Textausschnitt:

Verzicht auf Methadon-Substitution ist unmenschliche Behandlung
So hat heute der Europäische Gerichtshof für Menschenrechte in Straßburg geurteilt. Dem Richterspruch lag eine Beschwerde eines in Bayern inhaftierten drogensüchtigen Straftäters zugrunde, dem über Jahre hinweg die wiederholt beantragte Substitutionsbehandlung verwehrt worden war.
In deutschen Vollzugseinrichtungen hat sich die Substitutionsbehandlung zwar durchgesetzt, trotzdem wird sie nicht flächendeckend in allen Einrichtungen praktiziert. Besonders in Bayern scheint diese Behandlungsmethode restriktiv angewandt zu werden.
Der Beschwerdeführer sah sich durch die wiederholte Ablehnung einer Methadon-Substitution in seinen Rechte verletzt. Er zählte zu den ersten Substitutionspatienten in der Bundesrepublik und wurde bereits 17 Jahre mit Methadon substituiert, ehe der bayerische Vollzug die Substitutionsbehandlung einstellte. Der Beschwerdeführer hielt diese in Bayern nicht unübliche Praxis für einen gravierenden Verstoß gegen die Europäische Menschenrechtskonvention. Die Straßburger Richter gaben ihm heute Recht.

Aufgabenstellung: Aktualisiere im Text zum Methadon-Urteil alles von „Verzicht auf Methadon-Substitution“ bis hinunter zu „angewandt zu werden.“ und ersetze dabei „Substitutionsbehandlung“ durch „Substitutionstherapie“. Gib den so geänderten Abschnitt vollständig wieder.

Bereitgestelltes Material:

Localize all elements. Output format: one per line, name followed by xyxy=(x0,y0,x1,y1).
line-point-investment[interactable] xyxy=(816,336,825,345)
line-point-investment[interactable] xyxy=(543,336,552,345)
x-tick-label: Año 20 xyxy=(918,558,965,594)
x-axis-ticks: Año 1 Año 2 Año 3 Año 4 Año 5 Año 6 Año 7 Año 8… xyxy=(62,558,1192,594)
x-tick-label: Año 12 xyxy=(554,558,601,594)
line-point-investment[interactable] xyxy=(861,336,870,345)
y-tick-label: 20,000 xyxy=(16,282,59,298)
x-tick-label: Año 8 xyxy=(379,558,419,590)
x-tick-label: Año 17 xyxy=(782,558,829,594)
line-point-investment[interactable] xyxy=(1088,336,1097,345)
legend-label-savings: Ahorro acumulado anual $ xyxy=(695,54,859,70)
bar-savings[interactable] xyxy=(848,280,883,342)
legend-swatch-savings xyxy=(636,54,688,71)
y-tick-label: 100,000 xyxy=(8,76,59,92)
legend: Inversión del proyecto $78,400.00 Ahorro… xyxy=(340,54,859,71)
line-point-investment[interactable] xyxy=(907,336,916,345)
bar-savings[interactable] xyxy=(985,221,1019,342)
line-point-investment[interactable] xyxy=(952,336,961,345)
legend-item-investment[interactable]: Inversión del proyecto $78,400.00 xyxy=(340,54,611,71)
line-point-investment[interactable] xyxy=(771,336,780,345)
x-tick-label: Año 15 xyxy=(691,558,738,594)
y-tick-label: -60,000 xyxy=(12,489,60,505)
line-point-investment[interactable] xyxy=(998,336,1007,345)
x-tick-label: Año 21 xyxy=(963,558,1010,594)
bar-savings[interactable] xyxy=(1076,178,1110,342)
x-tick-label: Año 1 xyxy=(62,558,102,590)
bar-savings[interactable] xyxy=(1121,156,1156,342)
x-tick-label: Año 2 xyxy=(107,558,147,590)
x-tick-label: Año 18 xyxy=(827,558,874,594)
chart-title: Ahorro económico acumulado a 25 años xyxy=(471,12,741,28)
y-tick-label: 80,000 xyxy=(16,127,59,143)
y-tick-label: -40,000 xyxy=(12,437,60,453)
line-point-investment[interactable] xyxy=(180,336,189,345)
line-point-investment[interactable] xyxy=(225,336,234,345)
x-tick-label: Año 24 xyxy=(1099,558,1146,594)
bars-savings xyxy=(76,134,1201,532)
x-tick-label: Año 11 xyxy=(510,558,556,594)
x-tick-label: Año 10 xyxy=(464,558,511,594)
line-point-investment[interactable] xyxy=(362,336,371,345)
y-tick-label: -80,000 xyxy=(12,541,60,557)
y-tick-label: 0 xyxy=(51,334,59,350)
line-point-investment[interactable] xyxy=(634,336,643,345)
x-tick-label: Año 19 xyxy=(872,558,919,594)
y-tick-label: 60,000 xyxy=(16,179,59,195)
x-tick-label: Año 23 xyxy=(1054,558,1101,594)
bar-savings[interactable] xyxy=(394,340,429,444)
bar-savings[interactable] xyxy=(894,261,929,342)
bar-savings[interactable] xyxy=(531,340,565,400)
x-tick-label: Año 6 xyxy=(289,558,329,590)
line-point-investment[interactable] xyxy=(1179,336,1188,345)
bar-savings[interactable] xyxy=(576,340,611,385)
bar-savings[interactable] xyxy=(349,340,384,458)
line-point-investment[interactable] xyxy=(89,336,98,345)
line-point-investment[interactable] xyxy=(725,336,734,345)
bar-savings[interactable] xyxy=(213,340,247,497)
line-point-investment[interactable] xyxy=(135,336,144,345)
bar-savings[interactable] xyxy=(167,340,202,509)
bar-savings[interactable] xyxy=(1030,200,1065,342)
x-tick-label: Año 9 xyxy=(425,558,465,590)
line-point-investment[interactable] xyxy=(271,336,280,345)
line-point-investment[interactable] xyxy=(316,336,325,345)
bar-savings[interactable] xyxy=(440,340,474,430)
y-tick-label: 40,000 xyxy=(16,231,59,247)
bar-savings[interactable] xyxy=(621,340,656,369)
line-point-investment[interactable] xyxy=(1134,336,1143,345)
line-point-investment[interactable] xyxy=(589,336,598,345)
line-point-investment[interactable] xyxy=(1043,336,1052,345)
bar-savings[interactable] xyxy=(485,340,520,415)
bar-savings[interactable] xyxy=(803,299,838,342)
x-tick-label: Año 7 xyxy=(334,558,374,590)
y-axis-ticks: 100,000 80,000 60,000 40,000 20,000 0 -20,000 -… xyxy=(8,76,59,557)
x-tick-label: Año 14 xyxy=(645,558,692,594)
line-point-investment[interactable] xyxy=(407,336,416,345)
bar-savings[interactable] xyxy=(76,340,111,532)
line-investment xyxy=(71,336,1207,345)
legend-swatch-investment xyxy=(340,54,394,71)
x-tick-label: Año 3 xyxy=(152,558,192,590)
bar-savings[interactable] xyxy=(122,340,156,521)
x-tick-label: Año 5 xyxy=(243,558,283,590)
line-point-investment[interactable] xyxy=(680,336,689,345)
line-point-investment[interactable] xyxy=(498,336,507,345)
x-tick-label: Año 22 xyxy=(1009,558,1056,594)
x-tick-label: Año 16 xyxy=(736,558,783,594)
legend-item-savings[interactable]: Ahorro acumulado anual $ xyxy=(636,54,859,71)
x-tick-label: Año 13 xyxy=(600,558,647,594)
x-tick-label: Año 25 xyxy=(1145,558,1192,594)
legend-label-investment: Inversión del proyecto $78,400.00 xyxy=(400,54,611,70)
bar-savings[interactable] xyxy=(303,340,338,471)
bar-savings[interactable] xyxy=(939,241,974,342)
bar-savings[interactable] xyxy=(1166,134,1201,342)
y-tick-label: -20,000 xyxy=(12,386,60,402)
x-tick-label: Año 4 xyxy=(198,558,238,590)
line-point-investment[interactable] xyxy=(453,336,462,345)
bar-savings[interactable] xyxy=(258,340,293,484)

Ergebnis:
Verzicht auf Methadon-Substitution ist unmenschliche Behandlung
So hat heute der Europäische Gerichtshof für Menschenrechte in Straßburg geurteilt. Dem Richterspruch lag eine Beschwerde eines in Bayern inhaftierten drogensüchtigen Straftäters zugrunde, dem über Jahre hinweg die wiederholt beantragte Substitutionstherapie verwehrt worden war.
In deutschen Vollzugseinrichtungen hat sich die Substitutionstherapie zwar durchgesetzt, trotzdem wird sie nicht flächendeckend in allen Einrichtungen praktiziert. Besonders in Bayern scheint diese Behandlungsmethode restriktiv angewandt zu werden.